Required tasks:
1. Answer these questions using the article on focus groups.
(a) How long might each participant get to speak, and out of how much total time?
(b) What role does the writer say they personally play in focus groups?
(c) What overall description does the article give of focus groups as a research methodology?
2. List every purpose for which the article on focus groups says you should invite target consumers to a focus group.
START Page excerpt
Why You Shouldn’t Invite Consumers to a Focus Group

If you want to know your target consumers, don’t invite them to a focus group.

If you want to feel empathy for your target consumers, don’t invite them to a focus group.

If you want to tell a story about your target consumers, don’t invite them to a focus group.

Why not?

  • They are going to an unfamiliar place to hang out with people they don’t know.
  • They might get to speak for 15 minutes each … out of 2 hours.
  • They are asked to accurately disclose their detailed behaviours based on recall.
  • They are people, not just consumers. Theirs lives are big, complex stories. Every brand they choose is part of their larger life story.

If you want to be part of your target consumers’ life and you don’t fully understand their life story, chances are … you’re going to fail. Before we discuss a better research approach, let’s be clear about focus groups. I moderate focus groups, and yes … there is a role for focus groups.


  • If you want feedback from your target consumers to an idea, new product or service, invite them to a focus group.
  • If you want to know the opinions of your target consumers about your brand, invite them to a focus group.
  • If you want to understand the rational decision making process of your target consumer, invite them to a focus group.

Overall, focus groups are a very convenient research methodology.

  • Consumers are gathered together in one place.
END Page excerpt
START Given data
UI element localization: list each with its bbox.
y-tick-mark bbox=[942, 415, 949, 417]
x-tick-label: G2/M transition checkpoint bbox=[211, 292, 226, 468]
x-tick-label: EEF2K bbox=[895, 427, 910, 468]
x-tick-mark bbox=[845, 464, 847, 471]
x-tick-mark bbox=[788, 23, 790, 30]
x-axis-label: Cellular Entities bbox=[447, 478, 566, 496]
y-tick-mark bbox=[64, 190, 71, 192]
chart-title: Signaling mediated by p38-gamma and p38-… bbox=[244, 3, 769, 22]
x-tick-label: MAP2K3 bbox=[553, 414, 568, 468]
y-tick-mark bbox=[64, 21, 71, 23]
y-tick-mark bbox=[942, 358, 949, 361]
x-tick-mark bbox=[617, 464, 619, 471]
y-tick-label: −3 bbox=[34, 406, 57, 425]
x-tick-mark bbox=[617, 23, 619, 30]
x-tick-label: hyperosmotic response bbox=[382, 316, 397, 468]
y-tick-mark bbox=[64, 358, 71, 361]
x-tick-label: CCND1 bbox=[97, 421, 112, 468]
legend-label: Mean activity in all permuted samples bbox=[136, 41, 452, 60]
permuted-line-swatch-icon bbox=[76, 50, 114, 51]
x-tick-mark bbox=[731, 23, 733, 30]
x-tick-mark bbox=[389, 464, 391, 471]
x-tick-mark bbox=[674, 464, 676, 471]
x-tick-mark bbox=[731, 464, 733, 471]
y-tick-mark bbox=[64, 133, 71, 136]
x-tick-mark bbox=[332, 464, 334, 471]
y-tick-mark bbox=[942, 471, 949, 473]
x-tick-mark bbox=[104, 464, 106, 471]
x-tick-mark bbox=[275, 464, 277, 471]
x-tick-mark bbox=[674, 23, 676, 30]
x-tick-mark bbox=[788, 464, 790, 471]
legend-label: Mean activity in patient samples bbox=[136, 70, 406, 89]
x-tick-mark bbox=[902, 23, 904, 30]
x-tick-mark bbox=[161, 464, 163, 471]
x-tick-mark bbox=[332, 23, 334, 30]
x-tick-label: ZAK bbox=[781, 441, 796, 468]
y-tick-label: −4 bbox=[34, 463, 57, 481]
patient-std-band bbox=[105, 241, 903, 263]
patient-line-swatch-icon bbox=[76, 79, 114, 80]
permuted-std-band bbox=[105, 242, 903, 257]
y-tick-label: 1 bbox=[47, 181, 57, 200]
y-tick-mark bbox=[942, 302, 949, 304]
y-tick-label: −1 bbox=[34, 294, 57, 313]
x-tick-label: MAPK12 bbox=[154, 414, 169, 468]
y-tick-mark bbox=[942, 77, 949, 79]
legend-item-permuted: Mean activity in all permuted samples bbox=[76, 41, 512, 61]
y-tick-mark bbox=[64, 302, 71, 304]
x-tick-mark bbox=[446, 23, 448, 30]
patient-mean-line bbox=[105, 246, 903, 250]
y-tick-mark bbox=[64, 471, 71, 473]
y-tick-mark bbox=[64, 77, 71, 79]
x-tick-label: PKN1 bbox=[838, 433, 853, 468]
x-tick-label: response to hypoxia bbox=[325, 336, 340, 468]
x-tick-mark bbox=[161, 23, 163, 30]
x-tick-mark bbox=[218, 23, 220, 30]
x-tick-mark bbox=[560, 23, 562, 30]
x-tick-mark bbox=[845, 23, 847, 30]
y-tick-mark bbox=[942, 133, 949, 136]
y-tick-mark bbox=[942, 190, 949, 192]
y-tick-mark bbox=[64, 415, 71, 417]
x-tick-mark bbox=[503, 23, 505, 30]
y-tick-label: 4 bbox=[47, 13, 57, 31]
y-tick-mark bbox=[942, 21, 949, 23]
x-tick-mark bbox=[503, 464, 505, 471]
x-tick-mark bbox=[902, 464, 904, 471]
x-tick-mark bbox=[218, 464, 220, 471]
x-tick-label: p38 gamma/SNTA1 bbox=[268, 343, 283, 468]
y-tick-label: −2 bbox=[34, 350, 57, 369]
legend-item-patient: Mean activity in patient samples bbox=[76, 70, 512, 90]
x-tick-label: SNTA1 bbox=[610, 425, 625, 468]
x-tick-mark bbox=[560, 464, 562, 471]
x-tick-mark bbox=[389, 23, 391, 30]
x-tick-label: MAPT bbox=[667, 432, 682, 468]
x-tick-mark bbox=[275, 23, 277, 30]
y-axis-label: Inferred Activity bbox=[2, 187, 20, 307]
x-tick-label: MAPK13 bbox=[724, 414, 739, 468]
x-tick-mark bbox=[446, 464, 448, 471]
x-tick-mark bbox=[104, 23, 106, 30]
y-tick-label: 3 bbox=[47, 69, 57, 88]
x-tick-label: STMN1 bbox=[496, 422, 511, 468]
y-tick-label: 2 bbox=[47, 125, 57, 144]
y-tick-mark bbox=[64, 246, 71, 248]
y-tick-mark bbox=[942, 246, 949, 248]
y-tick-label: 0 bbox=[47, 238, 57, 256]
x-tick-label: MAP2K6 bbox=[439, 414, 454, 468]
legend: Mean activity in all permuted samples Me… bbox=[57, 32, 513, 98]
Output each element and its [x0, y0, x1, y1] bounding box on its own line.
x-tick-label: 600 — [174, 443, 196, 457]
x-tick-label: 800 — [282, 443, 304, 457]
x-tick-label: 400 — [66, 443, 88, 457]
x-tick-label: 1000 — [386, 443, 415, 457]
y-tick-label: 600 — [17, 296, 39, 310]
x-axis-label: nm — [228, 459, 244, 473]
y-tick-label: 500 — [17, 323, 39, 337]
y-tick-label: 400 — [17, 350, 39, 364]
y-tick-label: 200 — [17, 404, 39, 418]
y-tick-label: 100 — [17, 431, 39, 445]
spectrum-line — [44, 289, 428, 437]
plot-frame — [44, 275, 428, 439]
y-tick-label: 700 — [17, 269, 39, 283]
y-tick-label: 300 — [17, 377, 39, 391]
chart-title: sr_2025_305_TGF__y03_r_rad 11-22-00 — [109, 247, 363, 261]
END Given data
Expected outputs:
1.
(a) Each participant might get to speak for 15 minutes out of 2 hours.
(b) The writer moderates focus groups.
(c) The article calls focus groups "a very convenient research methodology."

2.
- To get their feedback on an idea, new product or service
- To know their opinions about your brand
- To understand their rational decision-making process